Task material =
----

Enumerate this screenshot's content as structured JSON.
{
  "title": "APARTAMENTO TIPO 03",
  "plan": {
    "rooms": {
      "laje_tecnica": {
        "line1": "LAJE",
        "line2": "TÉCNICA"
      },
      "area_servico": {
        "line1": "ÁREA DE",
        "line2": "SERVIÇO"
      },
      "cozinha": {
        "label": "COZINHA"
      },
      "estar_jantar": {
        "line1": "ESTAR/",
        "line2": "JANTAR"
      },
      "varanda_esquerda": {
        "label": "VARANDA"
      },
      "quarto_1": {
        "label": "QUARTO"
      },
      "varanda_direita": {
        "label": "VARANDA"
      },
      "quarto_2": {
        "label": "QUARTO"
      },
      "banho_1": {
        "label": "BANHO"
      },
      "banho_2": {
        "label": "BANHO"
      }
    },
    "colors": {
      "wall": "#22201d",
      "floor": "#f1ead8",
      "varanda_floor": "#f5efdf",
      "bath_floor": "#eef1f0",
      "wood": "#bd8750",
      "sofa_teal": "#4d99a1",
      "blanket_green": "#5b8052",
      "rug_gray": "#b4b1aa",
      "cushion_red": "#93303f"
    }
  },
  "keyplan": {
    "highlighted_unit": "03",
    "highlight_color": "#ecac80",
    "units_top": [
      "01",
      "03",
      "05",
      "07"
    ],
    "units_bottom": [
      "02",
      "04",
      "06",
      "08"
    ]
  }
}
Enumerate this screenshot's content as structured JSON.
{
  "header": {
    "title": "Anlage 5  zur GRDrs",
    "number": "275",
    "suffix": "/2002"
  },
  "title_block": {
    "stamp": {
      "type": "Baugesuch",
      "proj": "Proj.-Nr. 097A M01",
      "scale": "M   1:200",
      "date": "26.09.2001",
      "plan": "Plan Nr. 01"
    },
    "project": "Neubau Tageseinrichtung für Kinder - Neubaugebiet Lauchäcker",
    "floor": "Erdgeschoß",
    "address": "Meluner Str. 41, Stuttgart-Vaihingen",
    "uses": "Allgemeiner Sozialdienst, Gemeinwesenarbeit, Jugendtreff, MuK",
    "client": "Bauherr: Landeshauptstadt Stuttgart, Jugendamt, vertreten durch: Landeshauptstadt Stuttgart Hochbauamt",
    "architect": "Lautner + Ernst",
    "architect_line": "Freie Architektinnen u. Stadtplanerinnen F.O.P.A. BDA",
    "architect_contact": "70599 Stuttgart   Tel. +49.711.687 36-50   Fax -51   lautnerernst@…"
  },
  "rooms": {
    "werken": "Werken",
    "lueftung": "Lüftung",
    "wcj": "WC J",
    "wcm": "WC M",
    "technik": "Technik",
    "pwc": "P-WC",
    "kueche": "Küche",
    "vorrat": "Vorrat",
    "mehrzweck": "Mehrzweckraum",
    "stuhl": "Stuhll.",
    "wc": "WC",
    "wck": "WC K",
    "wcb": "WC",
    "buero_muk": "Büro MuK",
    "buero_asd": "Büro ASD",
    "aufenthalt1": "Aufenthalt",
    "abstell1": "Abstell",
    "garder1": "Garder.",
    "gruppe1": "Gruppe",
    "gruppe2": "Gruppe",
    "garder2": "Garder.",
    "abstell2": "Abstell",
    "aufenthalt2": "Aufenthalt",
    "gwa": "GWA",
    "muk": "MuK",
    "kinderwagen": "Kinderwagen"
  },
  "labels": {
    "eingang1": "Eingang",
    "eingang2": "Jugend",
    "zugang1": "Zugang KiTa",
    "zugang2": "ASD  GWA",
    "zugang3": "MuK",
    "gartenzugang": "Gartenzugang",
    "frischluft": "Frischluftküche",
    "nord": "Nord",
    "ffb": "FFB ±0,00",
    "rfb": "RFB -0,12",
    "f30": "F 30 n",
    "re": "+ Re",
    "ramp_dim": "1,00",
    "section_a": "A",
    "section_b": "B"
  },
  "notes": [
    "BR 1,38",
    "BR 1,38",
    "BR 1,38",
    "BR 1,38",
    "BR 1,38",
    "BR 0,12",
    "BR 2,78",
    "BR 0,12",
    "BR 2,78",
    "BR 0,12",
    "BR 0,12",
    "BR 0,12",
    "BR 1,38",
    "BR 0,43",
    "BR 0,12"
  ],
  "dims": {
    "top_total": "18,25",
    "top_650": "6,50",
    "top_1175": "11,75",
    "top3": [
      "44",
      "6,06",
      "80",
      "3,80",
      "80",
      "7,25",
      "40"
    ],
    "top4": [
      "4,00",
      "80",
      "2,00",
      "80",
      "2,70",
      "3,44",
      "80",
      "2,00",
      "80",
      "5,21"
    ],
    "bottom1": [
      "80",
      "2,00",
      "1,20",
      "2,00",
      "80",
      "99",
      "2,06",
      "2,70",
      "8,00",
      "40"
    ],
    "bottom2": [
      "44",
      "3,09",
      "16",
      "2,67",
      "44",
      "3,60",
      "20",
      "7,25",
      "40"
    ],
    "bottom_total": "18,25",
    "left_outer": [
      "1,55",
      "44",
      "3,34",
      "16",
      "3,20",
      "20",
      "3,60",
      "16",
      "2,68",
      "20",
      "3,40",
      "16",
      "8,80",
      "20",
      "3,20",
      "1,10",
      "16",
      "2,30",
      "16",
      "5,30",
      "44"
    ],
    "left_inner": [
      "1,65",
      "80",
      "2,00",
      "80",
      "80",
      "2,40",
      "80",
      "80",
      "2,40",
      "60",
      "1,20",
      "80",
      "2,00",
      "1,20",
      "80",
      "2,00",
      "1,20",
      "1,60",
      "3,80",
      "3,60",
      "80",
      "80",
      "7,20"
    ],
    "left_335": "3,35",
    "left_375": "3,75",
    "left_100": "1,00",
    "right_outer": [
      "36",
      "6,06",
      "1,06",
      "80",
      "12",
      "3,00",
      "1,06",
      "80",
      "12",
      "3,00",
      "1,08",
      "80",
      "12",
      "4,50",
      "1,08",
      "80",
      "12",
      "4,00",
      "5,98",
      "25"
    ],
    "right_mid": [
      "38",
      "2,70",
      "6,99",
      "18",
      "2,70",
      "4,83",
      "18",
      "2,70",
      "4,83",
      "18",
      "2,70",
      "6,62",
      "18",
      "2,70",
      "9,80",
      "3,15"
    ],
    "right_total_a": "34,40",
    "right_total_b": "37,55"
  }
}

----

Exercise requirements =
Print the listing above in full, exactly as it is.

Correct answer =
Enumerate this screenshot's content as structured JSON.
{
  "title": "APARTAMENTO TIPO 03",
  "plan": {
    "rooms": {
      "laje_tecnica": {
        "line1": "LAJE",
        "line2": "TÉCNICA"
      },
      "area_servico": {
        "line1": "ÁREA DE",
        "line2": "SERVIÇO"
      },
      "cozinha": {
        "label": "COZINHA"
      },
      "estar_jantar": {
        "line1": "ESTAR/",
        "line2": "JANTAR"
      },
      "varanda_esquerda": {
        "label": "VARANDA"
      },
      "quarto_1": {
        "label": "QUARTO"
      },
      "varanda_direita": {
        "label": "VARANDA"
      },
      "quarto_2": {
        "label": "QUARTO"
      },
      "banho_1": {
        "label": "BANHO"
      },
      "banho_2": {
        "label": "BANHO"
      }
    },
    "colors": {
      "wall": "#22201d",
      "floor": "#f1ead8",
      "varanda_floor": "#f5efdf",
      "bath_floor": "#eef1f0",
      "wood": "#bd8750",
      "sofa_teal": "#4d99a1",
      "blanket_green": "#5b8052",
      "rug_gray": "#b4b1aa",
      "cushion_red": "#93303f"
    }
  },
  "keyplan": {
    "highlighted_unit": "03",
    "highlight_color": "#ecac80",
    "units_top": [
      "01",
      "03",
      "05",
      "07"
    ],
    "units_bottom": [
      "02",
      "04",
      "06",
      "08"
    ]
  }
}
Enumerate this screenshot's content as structured JSON.
{
  "header": {
    "title": "Anlage 5  zur GRDrs",
    "number": "275",
    "suffix": "/2002"
  },
  "title_block": {
    "stamp": {
      "type": "Baugesuch",
      "proj": "Proj.-Nr. 097A M01",
      "scale": "M   1:200",
      "date": "26.09.2001",
      "plan": "Plan Nr. 01"
    },
    "project": "Neubau Tageseinrichtung für Kinder - Neubaugebiet Lauchäcker",
    "floor": "Erdgeschoß",
    "address": "Meluner Str. 41, Stuttgart-Vaihingen",
    "uses": "Allgemeiner Sozialdienst, Gemeinwesenarbeit, Jugendtreff, MuK",
    "client": "Bauherr: Landeshauptstadt Stuttgart, Jugendamt, vertreten durch: Landeshauptstadt Stuttgart Hochbauamt",
    "architect": "Lautner + Ernst",
    "architect_line": "Freie Architektinnen u. Stadtplanerinnen F.O.P.A. BDA",
    "architect_contact": "70599 Stuttgart   Tel. +49.711.687 36-50   Fax -51   lautnerernst@…"
  },
  "rooms": {
    "werken": "Werken",
    "lueftung": "Lüftung",
    "wcj": "WC J",
    "wcm": "WC M",
    "technik": "Technik",
    "pwc": "P-WC",
    "kueche": "Küche",
    "vorrat": "Vorrat",
    "mehrzweck": "Mehrzweckraum",
    "stuhl": "Stuhll.",
    "wc": "WC",
    "wck": "WC K",
    "wcb": "WC",
    "buero_muk": "Büro MuK",
    "buero_asd": "Büro ASD",
    "aufenthalt1": "Aufenthalt",
    "abstell1": "Abstell",
    "garder1": "Garder.",
    "gruppe1": "Gruppe",
    "gruppe2": "Gruppe",
    "garder2": "Garder.",
    "abstell2": "Abstell",
    "aufenthalt2": "Aufenthalt",
    "gwa": "GWA",
    "muk": "MuK",
    "kinderwagen": "Kinderwagen"
  },
  "labels": {
    "eingang1": "Eingang",
    "eingang2": "Jugend",
    "zugang1": "Zugang KiTa",
    "zugang2": "ASD  GWA",
    "zugang3": "MuK",
    "gartenzugang": "Gartenzugang",
    "frischluft": "Frischluftküche",
    "nord": "Nord",
    "ffb": "FFB ±0,00",
    "rfb": "RFB -0,12",
    "f30": "F 30 n",
    "re": "+ Re",
    "ramp_dim": "1,00",
    "section_a": "A",
    "section_b": "B"
  },
  "notes": [
    "BR 1,38",
    "BR 1,38",
    "BR 1,38",
    "BR 1,38",
    "BR 1,38",
    "BR 0,12",
    "BR 2,78",
    "BR 0,12",
    "BR 2,78",
    "BR 0,12",
    "BR 0,12",
    "BR 0,12",
    "BR 1,38",
    "BR 0,43",
    "BR 0,12"
  ],
  "dims": {
    "top_total": "18,25",
    "top_650": "6,50",
    "top_1175": "11,75",
    "top3": [
      "44",
      "6,06",
      "80",
      "3,80",
      "80",
      "7,25",
      "40"
    ],
    "top4": [
      "4,00",
      "80",
      "2,00",
      "80",
      "2,70",
      "3,44",
      "80",
      "2,00",
      "80",
      "5,21"
    ],
    "bottom1": [
      "80",
      "2,00",
      "1,20",
      "2,00",
      "80",
      "99",
      "2,06",
      "2,70",
      "8,00",
      "40"
    ],
    "bottom2": [
      "44",
      "3,09",
      "16",
      "2,67",
      "44",
      "3,60",
      "20",
      "7,25",
      "40"
    ],
    "bottom_total": "18,25",
    "left_outer": [
      "1,55",
      "44",
      "3,34",
      "16",
      "3,20",
      "20",
      "3,60",
      "16",
      "2,68",
      "20",
      "3,40",
      "16",
      "8,80",
      "20",
      "3,20",
      "1,10",
      "16",
      "2,30",
      "16",
      "5,30",
      "44"
    ],
    "left_inner": [
      "1,65",
      "80",
      "2,00",
      "80",
      "80",
      "2,40",
      "80",
      "80",
      "2,40",
      "60",
      "1,20",
      "80",
      "2,00",
      "1,20",
      "80",
      "2,00",
      "1,20",
      "1,60",
      "3,80",
      "3,60",
      "80",
      "80",
      "7,20"
    ],
    "left_335": "3,35",
    "left_375": "3,75",
    "left_100": "1,00",
    "right_outer": [
      "36",
      "6,06",
      "1,06",
      "80",
      "12",
      "3,00",
      "1,06",
      "80",
      "12",
      "3,00",
      "1,08",
      "80",
      "12",
      "4,50",
      "1,08",
      "80",
      "12",
      "4,00",
      "5,98",
      "25"
    ],
    "right_mid": [
      "38",
      "2,70",
      "6,99",
      "18",
      "2,70",
      "4,83",
      "18",
      "2,70",
      "4,83",
      "18",
      "2,70",
      "6,62",
      "18",
      "2,70",
      "9,80",
      "3,15"
    ],
    "right_total_a": "34,40",
    "right_total_b": "37,55"
  }
}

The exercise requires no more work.